Work to be completed | Narrow the data below down to the lines containing "specialist".
--- start ---
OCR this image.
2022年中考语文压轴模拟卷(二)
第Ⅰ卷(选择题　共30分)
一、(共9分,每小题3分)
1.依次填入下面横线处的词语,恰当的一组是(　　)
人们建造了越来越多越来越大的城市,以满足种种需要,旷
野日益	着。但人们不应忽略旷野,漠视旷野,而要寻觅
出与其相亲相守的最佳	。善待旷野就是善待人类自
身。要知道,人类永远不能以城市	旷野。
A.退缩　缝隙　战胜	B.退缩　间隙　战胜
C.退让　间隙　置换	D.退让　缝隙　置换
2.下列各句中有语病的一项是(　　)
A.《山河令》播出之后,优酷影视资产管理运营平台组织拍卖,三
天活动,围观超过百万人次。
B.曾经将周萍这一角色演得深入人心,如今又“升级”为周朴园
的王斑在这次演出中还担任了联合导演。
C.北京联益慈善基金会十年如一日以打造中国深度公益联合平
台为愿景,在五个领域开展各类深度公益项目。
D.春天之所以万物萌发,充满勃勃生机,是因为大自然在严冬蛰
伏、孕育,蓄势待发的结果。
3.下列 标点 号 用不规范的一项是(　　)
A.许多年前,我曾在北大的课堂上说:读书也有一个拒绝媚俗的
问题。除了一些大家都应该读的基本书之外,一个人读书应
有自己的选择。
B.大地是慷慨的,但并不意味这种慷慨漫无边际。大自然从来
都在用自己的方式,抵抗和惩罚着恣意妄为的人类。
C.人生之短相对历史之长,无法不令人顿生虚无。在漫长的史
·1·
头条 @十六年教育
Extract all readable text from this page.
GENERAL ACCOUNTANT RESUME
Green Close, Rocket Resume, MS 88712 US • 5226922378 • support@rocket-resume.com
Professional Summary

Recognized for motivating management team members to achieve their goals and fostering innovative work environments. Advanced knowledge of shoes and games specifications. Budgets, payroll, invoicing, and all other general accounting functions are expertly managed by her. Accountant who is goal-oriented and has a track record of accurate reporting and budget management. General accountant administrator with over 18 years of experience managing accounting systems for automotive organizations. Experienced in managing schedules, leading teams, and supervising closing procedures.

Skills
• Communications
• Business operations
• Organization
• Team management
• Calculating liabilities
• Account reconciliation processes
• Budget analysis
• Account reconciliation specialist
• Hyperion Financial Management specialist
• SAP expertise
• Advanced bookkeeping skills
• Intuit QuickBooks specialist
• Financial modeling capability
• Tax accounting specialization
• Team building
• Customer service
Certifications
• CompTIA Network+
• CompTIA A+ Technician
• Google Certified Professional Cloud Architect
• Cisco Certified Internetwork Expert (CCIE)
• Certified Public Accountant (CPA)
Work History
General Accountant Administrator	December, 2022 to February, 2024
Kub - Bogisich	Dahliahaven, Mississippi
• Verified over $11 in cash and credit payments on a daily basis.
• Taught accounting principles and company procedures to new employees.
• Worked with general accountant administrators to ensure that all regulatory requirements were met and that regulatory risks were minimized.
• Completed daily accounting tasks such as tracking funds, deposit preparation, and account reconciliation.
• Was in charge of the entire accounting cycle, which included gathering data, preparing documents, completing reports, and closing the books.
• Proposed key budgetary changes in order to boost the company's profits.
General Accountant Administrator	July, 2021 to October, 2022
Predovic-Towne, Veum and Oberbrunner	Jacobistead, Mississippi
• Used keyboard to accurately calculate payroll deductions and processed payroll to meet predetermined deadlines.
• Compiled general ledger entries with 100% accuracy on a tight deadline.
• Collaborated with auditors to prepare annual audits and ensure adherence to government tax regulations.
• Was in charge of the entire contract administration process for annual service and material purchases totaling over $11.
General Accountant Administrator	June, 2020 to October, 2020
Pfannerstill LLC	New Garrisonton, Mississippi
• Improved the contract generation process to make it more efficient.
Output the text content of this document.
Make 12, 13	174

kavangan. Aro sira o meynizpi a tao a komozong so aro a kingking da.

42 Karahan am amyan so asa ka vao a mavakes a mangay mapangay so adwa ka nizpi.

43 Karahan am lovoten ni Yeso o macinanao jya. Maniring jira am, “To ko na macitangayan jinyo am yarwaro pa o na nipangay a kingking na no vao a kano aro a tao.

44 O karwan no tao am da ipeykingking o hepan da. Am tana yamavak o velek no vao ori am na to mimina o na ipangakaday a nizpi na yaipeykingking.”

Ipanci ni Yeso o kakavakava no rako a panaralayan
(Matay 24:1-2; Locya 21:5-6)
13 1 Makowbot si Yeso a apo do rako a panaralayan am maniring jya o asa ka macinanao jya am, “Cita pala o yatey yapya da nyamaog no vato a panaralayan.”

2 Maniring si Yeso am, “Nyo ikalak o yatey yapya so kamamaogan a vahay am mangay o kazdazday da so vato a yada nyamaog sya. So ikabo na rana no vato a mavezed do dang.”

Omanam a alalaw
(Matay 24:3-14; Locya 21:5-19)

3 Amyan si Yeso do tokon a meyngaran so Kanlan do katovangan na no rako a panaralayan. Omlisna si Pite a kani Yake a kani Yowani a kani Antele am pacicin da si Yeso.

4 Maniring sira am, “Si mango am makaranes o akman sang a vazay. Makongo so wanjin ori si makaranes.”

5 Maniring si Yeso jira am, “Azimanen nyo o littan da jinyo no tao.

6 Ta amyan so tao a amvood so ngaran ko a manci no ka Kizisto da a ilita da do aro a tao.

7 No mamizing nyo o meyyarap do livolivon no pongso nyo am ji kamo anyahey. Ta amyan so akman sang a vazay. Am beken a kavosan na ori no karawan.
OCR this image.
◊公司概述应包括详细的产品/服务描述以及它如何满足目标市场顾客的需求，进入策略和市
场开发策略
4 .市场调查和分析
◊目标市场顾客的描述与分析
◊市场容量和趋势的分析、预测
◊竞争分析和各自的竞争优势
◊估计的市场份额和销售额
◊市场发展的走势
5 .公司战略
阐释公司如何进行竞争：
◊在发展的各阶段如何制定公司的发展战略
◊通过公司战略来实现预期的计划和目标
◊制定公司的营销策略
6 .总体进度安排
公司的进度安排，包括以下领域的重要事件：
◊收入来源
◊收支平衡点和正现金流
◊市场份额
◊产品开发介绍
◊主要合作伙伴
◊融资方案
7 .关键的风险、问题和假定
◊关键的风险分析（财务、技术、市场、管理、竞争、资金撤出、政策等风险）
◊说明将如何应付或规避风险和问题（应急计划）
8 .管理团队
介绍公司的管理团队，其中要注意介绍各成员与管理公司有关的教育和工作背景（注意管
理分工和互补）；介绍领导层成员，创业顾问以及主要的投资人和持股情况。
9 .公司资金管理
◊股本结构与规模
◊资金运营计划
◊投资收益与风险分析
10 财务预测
--- end ---
Exercise answer |
• Account reconciliation specialist
• Hyperion Financial Management specialist
• Intuit QuickBooks specialist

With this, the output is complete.